> _WRITTEN REQUEST_
Gather each line of the records where "printing" appears.

---*---

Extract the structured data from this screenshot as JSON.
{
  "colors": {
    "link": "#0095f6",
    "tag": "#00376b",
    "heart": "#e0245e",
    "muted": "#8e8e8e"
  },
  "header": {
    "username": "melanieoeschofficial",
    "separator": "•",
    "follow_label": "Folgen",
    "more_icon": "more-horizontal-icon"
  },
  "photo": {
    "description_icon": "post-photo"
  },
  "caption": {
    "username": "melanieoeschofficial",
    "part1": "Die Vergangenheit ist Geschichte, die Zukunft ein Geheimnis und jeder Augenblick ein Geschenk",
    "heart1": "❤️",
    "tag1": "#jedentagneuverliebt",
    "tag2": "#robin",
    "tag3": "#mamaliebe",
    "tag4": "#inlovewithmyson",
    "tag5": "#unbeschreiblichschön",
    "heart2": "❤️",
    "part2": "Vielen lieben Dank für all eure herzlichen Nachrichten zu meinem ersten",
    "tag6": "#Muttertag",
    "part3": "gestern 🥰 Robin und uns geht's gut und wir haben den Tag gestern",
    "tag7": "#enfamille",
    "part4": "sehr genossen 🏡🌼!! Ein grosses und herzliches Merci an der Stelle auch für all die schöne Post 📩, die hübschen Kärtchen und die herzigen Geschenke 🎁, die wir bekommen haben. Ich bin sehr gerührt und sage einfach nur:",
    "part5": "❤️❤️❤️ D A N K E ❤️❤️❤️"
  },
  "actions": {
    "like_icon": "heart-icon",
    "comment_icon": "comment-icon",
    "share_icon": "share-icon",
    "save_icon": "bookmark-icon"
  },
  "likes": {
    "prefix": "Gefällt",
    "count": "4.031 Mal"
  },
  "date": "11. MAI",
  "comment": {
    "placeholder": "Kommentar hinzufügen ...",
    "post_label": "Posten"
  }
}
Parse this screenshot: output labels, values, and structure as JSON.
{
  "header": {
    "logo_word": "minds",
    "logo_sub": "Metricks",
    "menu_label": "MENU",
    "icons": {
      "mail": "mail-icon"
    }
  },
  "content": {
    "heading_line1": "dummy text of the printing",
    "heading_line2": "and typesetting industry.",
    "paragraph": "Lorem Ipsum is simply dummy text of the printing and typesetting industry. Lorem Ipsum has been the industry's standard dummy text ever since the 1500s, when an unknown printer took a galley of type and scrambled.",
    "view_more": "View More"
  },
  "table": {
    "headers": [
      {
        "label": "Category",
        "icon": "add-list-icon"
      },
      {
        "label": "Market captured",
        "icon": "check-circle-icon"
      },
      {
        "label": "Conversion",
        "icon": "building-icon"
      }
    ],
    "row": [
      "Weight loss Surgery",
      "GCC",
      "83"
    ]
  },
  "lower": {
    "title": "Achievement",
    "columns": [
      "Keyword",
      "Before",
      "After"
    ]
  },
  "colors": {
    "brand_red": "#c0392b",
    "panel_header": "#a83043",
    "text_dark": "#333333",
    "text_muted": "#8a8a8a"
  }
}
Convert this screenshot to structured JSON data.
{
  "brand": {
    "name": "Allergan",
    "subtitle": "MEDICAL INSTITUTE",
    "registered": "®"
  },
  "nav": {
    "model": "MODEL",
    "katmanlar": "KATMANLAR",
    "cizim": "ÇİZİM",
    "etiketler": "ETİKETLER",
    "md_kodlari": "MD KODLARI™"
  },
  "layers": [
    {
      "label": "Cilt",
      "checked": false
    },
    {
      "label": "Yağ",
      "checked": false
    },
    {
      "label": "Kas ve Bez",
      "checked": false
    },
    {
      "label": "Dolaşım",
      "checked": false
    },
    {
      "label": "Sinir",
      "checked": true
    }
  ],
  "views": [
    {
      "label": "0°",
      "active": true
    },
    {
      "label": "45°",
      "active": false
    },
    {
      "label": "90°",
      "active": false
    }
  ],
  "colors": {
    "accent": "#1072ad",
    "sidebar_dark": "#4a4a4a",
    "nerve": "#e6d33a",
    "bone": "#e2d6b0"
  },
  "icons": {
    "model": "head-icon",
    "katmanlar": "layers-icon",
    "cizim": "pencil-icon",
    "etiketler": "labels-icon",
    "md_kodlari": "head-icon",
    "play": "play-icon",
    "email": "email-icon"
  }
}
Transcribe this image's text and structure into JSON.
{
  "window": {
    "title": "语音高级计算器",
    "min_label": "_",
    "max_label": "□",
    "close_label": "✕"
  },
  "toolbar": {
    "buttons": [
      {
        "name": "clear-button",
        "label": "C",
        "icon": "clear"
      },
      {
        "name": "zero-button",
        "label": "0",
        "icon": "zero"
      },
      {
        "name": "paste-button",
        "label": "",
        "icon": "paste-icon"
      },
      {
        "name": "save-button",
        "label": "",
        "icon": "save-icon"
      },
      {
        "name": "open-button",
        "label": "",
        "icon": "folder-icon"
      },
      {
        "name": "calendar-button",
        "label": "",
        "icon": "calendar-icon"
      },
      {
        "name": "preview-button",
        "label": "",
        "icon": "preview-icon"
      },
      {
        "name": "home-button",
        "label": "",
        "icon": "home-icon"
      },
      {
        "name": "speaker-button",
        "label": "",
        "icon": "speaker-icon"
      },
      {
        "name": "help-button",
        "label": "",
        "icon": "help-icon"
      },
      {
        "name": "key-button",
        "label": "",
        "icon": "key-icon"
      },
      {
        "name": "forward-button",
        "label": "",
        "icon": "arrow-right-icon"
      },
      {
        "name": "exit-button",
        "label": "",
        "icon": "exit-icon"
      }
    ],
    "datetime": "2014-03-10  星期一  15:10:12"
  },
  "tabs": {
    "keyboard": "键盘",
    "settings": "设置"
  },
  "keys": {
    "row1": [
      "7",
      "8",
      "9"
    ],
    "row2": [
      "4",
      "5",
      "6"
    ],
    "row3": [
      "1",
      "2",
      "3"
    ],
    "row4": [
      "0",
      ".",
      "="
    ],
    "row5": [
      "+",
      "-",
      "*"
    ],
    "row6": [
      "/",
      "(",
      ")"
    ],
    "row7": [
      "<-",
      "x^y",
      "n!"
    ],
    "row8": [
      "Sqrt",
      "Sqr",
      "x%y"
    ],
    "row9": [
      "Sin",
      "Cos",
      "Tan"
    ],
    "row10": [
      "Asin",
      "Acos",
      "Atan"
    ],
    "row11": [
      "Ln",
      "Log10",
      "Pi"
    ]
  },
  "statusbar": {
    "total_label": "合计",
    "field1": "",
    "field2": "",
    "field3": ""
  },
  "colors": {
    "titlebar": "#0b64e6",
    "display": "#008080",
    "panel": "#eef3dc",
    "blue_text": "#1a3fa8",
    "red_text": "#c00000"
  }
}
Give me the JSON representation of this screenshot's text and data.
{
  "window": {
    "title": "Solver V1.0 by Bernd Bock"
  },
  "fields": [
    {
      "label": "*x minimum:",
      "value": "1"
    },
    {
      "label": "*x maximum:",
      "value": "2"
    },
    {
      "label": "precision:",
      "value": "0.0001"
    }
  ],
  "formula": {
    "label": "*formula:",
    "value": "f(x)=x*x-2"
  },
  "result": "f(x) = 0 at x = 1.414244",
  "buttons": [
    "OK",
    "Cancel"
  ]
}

---*---

> _FINISHED EXERCISE_
    "heading_line1": "dummy text of the printing",
    "paragraph": "Lorem Ipsum is simply dummy text of the printing and typesetting industry. Lorem Ipsum has been the industry's standard dummy text ever since the 1500s, when an unknown printer took a galley of type and scrambled.",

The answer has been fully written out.